:: What you have to do ::
Every record must be repeated exactly, with no omission.

(Records from a data source)
---+---

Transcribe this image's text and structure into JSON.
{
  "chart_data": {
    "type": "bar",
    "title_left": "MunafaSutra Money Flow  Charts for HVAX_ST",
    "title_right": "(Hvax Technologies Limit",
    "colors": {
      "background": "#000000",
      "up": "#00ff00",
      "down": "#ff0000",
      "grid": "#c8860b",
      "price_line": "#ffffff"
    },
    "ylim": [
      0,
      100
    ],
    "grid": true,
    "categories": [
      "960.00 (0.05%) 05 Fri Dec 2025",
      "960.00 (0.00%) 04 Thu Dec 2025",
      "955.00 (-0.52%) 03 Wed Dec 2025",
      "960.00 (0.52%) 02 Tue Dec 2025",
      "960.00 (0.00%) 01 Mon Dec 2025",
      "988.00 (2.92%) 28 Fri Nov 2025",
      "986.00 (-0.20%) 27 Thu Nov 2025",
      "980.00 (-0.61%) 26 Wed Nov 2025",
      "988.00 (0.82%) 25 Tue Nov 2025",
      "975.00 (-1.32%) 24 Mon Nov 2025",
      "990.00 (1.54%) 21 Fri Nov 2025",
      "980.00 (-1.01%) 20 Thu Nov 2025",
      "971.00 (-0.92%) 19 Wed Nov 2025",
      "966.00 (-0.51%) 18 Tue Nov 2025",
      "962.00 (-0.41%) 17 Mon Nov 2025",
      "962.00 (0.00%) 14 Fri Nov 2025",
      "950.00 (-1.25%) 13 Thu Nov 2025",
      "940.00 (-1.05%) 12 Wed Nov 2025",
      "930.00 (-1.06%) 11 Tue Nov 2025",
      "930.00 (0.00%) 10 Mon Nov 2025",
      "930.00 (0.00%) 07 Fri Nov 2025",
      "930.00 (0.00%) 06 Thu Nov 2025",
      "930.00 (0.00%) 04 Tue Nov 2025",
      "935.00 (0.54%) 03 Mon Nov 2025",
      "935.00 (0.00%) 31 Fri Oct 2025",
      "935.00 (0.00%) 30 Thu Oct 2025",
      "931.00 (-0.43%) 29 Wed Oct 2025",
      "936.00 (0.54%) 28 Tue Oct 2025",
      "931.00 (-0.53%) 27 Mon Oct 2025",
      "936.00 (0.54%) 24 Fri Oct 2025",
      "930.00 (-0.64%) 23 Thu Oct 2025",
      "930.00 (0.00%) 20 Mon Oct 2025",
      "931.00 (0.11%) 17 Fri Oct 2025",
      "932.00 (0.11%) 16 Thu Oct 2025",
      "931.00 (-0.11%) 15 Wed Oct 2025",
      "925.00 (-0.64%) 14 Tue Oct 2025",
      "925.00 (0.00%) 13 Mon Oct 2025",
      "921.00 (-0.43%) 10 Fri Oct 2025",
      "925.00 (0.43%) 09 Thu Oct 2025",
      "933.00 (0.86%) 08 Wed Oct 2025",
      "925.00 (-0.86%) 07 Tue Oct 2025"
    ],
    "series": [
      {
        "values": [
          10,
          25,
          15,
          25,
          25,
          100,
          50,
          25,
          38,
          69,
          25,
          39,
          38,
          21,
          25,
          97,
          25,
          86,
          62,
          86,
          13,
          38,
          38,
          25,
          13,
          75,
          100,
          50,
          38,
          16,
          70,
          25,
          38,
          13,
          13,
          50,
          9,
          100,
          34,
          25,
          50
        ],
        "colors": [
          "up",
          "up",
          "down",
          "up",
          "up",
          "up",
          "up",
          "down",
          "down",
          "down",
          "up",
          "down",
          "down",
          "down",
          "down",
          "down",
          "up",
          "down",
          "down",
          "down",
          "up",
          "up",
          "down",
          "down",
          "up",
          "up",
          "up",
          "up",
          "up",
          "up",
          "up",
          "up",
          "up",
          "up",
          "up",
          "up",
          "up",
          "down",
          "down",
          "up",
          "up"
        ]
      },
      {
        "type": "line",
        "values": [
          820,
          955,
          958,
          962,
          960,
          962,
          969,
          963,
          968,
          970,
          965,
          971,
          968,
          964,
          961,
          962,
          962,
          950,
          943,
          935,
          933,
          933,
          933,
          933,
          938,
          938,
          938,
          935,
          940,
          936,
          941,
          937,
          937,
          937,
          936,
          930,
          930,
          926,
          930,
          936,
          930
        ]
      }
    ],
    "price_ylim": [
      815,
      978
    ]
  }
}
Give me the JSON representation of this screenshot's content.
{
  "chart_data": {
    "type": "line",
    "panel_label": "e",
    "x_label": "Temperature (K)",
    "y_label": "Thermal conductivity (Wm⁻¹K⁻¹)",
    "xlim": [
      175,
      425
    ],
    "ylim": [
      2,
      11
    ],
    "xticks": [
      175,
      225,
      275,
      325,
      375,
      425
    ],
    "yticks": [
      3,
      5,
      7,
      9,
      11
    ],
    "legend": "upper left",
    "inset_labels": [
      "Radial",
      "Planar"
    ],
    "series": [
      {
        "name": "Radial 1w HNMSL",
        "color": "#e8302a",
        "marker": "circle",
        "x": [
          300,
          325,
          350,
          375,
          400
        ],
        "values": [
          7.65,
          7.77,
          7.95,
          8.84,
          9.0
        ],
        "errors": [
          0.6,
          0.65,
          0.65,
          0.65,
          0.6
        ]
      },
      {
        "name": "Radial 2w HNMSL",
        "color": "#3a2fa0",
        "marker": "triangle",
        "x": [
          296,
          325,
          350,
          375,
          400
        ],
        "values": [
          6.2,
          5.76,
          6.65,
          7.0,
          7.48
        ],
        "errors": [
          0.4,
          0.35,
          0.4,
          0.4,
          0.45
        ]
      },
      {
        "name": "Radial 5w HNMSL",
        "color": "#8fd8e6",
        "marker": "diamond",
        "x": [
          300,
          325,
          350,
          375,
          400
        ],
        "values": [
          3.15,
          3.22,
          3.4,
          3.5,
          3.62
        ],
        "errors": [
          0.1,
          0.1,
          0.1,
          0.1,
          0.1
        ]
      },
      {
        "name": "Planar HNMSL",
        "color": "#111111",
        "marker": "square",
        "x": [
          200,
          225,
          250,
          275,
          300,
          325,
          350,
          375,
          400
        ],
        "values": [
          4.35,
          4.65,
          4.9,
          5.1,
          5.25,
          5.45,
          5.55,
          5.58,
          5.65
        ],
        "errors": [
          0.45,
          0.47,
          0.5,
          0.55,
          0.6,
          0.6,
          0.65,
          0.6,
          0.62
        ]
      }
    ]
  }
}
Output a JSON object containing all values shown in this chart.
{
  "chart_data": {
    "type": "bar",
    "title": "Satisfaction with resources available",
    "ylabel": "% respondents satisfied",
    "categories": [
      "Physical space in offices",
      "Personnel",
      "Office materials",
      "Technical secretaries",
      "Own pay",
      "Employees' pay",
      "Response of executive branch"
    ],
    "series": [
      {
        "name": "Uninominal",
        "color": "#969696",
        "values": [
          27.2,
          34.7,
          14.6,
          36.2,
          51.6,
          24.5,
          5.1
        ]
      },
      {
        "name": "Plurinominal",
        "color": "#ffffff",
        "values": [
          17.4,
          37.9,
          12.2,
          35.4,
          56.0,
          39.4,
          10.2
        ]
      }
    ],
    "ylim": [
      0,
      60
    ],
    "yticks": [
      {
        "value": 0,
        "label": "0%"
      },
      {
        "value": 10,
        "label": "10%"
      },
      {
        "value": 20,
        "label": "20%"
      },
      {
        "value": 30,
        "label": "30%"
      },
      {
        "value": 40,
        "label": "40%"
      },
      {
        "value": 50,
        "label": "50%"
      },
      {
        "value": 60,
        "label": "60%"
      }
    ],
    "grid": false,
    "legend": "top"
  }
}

---+---

:: Output ::
Transcribe this image's text and structure into JSON.
{
  "chart_data": {
    "type": "bar",
    "title_left": "MunafaSutra Money Flow  Charts for HVAX_ST",
    "title_right": "(Hvax Technologies Limit",
    "colors": {
      "background": "#000000",
      "up": "#00ff00",
      "down": "#ff0000",
      "grid": "#c8860b",
      "price_line": "#ffffff"
    },
    "ylim": [
      0,
      100
    ],
    "grid": true,
    "categories": [
      "960.00 (0.05%) 05 Fri Dec 2025",
      "960.00 (0.00%) 04 Thu Dec 2025",
      "955.00 (-0.52%) 03 Wed Dec 2025",
      "960.00 (0.52%) 02 Tue Dec 2025",
      "960.00 (0.00%) 01 Mon Dec 2025",
      "988.00 (2.92%) 28 Fri Nov 2025",
      "986.00 (-0.20%) 27 Thu Nov 2025",
      "980.00 (-0.61%) 26 Wed Nov 2025",
      "988.00 (0.82%) 25 Tue Nov 2025",
      "975.00 (-1.32%) 24 Mon Nov 2025",
      "990.00 (1.54%) 21 Fri Nov 2025",
      "980.00 (-1.01%) 20 Thu Nov 2025",
      "971.00 (-0.92%) 19 Wed Nov 2025",
      "966.00 (-0.51%) 18 Tue Nov 2025",
      "962.00 (-0.41%) 17 Mon Nov 2025",
      "962.00 (0.00%) 14 Fri Nov 2025",
      "950.00 (-1.25%) 13 Thu Nov 2025",
      "940.00 (-1.05%) 12 Wed Nov 2025",
      "930.00 (-1.06%) 11 Tue Nov 2025",
      "930.00 (0.00%) 10 Mon Nov 2025",
      "930.00 (0.00%) 07 Fri Nov 2025",
      "930.00 (0.00%) 06 Thu Nov 2025",
      "930.00 (0.00%) 04 Tue Nov 2025",
      "935.00 (0.54%) 03 Mon Nov 2025",
      "935.00 (0.00%) 31 Fri Oct 2025",
      "935.00 (0.00%) 30 Thu Oct 2025",
      "931.00 (-0.43%) 29 Wed Oct 2025",
      "936.00 (0.54%) 28 Tue Oct 2025",
      "931.00 (-0.53%) 27 Mon Oct 2025",
      "936.00 (0.54%) 24 Fri Oct 2025",
      "930.00 (-0.64%) 23 Thu Oct 2025",
      "930.00 (0.00%) 20 Mon Oct 2025",
      "931.00 (0.11%) 17 Fri Oct 2025",
      "932.00 (0.11%) 16 Thu Oct 2025",
      "931.00 (-0.11%) 15 Wed Oct 2025",
      "925.00 (-0.64%) 14 Tue Oct 2025",
      "925.00 (0.00%) 13 Mon Oct 2025",
      "921.00 (-0.43%) 10 Fri Oct 2025",
      "925.00 (0.43%) 09 Thu Oct 2025",
      "933.00 (0.86%) 08 Wed Oct 2025",
      "925.00 (-0.86%) 07 Tue Oct 2025"
    ],
    "series": [
      {
        "values": [
          10,
          25,
          15,
          25,
          25,
          100,
          50,
          25,
          38,
          69,
          25,
          39,
          38,
          21,
          25,
          97,
          25,
          86,
          62,
          86,
          13,
          38,
          38,
          25,
          13,
          75,
          100,
          50,
          38,
          16,
          70,
          25,
          38,
          13,
          13,
          50,
          9,
          100,
          34,
          25,
          50
        ],
        "colors": [
          "up",
          "up",
          "down",
          "up",
          "up",
          "up",
          "up",
          "down",
          "down",
          "down",
          "up",
          "down",
          "down",
          "down",
          "down",
          "down",
          "up",
          "down",
          "down",
          "down",
          "up",
          "up",
          "down",
          "down",
          "up",
          "up",
          "up",
          "up",
          "up",
          "up",
          "up",
          "up",
          "up",
          "up",
          "up",
          "up",
          "up",
          "down",
          "down",
          "up",
          "up"
        ]
      },
      {
        "type": "line",
        "values": [
          820,
          955,
          958,
          962,
          960,
          962,
          969,
          963,
          968,
          970,
          965,
          971,
          968,
          964,
          961,
          962,
          962,
          950,
          943,
          935,
          933,
          933,
          933,
          933,
          938,
          938,
          938,
          935,
          940,
          936,
          941,
          937,
          937,
          937,
          936,
          930,
          930,
          926,
          930,
          936,
          930
        ]
      }
    ],
    "price_ylim": [
      815,
      978
    ]
  }
}
Give me the JSON representation of this screenshot's content.
{
  "chart_data": {
    "type": "line",
    "panel_label": "e",
    "x_label": "Temperature (K)",
    "y_label": "Thermal conductivity (Wm⁻¹K⁻¹)",
    "xlim": [
      175,
      425
    ],
    "ylim": [
      2,
      11
    ],
    "xticks": [
      175,
      225,
      275,
      325,
      375,
      425
    ],
    "yticks": [
      3,
      5,
      7,
      9,
      11
    ],
    "legend": "upper left",
    "inset_labels": [
      "Radial",
      "Planar"
    ],
    "series": [
      {
        "name": "Radial 1w HNMSL",
        "color": "#e8302a",
        "marker": "circle",
        "x": [
          300,
          325,
          350,
          375,
          400
        ],
        "values": [
          7.65,
          7.77,
          7.95,
          8.84,
          9.0
        ],
        "errors": [
          0.6,
          0.65,
          0.65,
          0.65,
          0.6
        ]
      },
      {
        "name": "Radial 2w HNMSL",
        "color": "#3a2fa0",
        "marker": "triangle",
        "x": [
          296,
          325,
          350,
          375,
          400
        ],
        "values": [
          6.2,
          5.76,
          6.65,
          7.0,
          7.48
        ],
        "errors": [
          0.4,
          0.35,
          0.4,
          0.4,
          0.45
        ]
      },
      {
        "name": "Radial 5w HNMSL",
        "color": "#8fd8e6",
        "marker": "diamond",
        "x": [
          300,
          325,
          350,
          375,
          400
        ],
        "values": [
          3.15,
          3.22,
          3.4,
          3.5,
          3.62
        ],
        "errors": [
          0.1,
          0.1,
          0.1,
          0.1,
          0.1
        ]
      },
      {
        "name": "Planar HNMSL",
        "color": "#111111",
        "marker": "square",
        "x": [
          200,
          225,
          250,
          275,
          300,
          325,
          350,
          375,
          400
        ],
        "values": [
          4.35,
          4.65,
          4.9,
          5.1,
          5.25,
          5.45,
          5.55,
          5.58,
          5.65
        ],
        "errors": [
          0.45,
          0.47,
          0.5,
          0.55,
          0.6,
          0.6,
          0.65,
          0.6,
          0.62
        ]
      }
    ]
  }
}
Output a JSON object containing all values shown in this chart.
{
  "chart_data": {
    "type": "bar",
    "title": "Satisfaction with resources available",
    "ylabel": "% respondents satisfied",
    "categories": [
      "Physical space in offices",
      "Personnel",
      "Office materials",
      "Technical secretaries",
      "Own pay",
      "Employees' pay",
      "Response of executive branch"
    ],
    "series": [
      {
        "name": "Uninominal",
        "color": "#969696",
        "values": [
          27.2,
          34.7,
          14.6,
          36.2,
          51.6,
          24.5,
          5.1
        ]
      },
      {
        "name": "Plurinominal",
        "color": "#ffffff",
        "values": [
          17.4,
          37.9,
          12.2,
          35.4,
          56.0,
          39.4,
          10.2
        ]
      }
    ],
    "ylim": [
      0,
      60
    ],
    "yticks": [
      {
        "value": 0,
        "label": "0%"
      },
      {
        "value": 10,
        "label": "10%"
      },
      {
        "value": 20,
        "label": "20%"
      },
      {
        "value": 30,
        "label": "30%"
      },
      {
        "value": 40,
        "label": "40%"
      },
      {
        "value": 50,
        "label": "50%"
      },
      {
        "value": 60,
        "label": "60%"
      }
    ],
    "grid": false,
    "legend": "top"
  }
}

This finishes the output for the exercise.